Goal
Copy out the listing exactly.

Data for this task
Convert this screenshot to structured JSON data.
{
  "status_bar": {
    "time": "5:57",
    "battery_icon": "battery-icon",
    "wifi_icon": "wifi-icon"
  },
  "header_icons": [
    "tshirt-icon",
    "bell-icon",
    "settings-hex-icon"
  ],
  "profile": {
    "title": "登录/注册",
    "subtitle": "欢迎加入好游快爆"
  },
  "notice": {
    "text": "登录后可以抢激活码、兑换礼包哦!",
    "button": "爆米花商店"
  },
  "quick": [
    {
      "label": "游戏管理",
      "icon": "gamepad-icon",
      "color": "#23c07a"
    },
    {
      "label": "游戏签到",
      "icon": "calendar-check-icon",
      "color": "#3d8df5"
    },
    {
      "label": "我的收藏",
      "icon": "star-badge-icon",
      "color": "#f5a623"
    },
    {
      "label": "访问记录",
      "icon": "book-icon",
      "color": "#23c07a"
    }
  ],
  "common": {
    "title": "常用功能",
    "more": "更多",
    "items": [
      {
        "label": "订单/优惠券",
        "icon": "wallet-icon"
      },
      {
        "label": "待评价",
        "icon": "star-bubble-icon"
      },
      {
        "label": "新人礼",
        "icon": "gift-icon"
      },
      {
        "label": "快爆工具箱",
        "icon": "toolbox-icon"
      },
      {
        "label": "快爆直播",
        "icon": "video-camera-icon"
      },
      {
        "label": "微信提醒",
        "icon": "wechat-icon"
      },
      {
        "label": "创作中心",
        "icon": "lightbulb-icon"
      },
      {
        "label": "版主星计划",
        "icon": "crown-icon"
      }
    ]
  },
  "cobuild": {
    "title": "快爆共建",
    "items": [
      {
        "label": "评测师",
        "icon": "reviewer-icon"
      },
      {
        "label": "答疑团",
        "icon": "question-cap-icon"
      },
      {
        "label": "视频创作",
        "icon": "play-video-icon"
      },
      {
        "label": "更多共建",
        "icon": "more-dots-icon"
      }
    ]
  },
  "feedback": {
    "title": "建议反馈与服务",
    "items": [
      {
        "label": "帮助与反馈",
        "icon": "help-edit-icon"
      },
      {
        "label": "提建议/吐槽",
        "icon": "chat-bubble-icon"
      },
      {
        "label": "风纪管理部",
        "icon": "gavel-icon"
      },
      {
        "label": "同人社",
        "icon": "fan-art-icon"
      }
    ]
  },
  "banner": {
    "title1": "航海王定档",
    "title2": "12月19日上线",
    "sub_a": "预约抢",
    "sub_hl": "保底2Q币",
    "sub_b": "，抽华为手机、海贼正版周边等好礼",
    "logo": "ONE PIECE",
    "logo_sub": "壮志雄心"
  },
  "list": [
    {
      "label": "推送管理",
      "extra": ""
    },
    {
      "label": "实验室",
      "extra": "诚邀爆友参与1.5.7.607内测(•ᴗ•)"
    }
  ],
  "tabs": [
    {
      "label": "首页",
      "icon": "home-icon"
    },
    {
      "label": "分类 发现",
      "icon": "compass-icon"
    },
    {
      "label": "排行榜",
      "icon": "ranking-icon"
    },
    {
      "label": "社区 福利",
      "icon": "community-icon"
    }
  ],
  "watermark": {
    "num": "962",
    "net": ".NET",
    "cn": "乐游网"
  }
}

Worked answer
Convert this screenshot to structured JSON data.
{
  "status_bar": {
    "time": "5:57",
    "battery_icon": "battery-icon",
    "wifi_icon": "wifi-icon"
  },
  "header_icons": [
    "tshirt-icon",
    "bell-icon",
    "settings-hex-icon"
  ],
  "profile": {
    "title": "登录/注册",
    "subtitle": "欢迎加入好游快爆"
  },
  "notice": {
    "text": "登录后可以抢激活码、兑换礼包哦!",
    "button": "爆米花商店"
  },
  "quick": [
    {
      "label": "游戏管理",
      "icon": "gamepad-icon",
      "color": "#23c07a"
    },
    {
      "label": "游戏签到",
      "icon": "calendar-check-icon",
      "color": "#3d8df5"
    },
    {
      "label": "我的收藏",
      "icon": "star-badge-icon",
      "color": "#f5a623"
    },
    {
      "label": "访问记录",
      "icon": "book-icon",
      "color": "#23c07a"
    }
  ],
  "common": {
    "title": "常用功能",
    "more": "更多",
    "items": [
      {
        "label": "订单/优惠券",
        "icon": "wallet-icon"
      },
      {
        "label": "待评价",
        "icon": "star-bubble-icon"
      },
      {
        "label": "新人礼",
        "icon": "gift-icon"
      },
      {
        "label": "快爆工具箱",
        "icon": "toolbox-icon"
      },
      {
        "label": "快爆直播",
        "icon": "video-camera-icon"
      },
      {
        "label": "微信提醒",
        "icon": "wechat-icon"
      },
      {
        "label": "创作中心",
        "icon": "lightbulb-icon"
      },
      {
        "label": "版主星计划",
        "icon": "crown-icon"
      }
    ]
  },
  "cobuild": {
    "title": "快爆共建",
    "items": [
      {
        "label": "评测师",
        "icon": "reviewer-icon"
      },
      {
        "label": "答疑团",
        "icon": "question-cap-icon"
      },
      {
        "label": "视频创作",
        "icon": "play-video-icon"
      },
      {
        "label": "更多共建",
        "icon": "more-dots-icon"
      }
    ]
  },
  "feedback": {
    "title": "建议反馈与服务",
    "items": [
      {
        "label": "帮助与反馈",
        "icon": "help-edit-icon"
      },
      {
        "label": "提建议/吐槽",
        "icon": "chat-bubble-icon"
      },
      {
        "label": "风纪管理部",
        "icon": "gavel-icon"
      },
      {
        "label": "同人社",
        "icon": "fan-art-icon"
      }
    ]
  },
  "banner": {
    "title1": "航海王定档",
    "title2": "12月19日上线",
    "sub_a": "预约抢",
    "sub_hl": "保底2Q币",
    "sub_b": "，抽华为手机、海贼正版周边等好礼",
    "logo": "ONE PIECE",
    "logo_sub": "壮志雄心"
  },
  "list": [
    {
      "label": "推送管理",
      "extra": ""
    },
    {
      "label": "实验室",
      "extra": "诚邀爆友参与1.5.7.607内测(•ᴗ•)"
    }
  ],
  "tabs": [
    {
      "label": "首页",
      "icon": "home-icon"
    },
    {
      "label": "分类 发现",
      "icon": "compass-icon"
    },
    {
      "label": "排行榜",
      "icon": "ranking-icon"
    },
    {
      "label": "社区 福利",
      "icon": "community-icon"
    }
  ],
  "watermark": {
    "num": "962",
    "net": ".NET",
    "cn": "乐游网"
  }
}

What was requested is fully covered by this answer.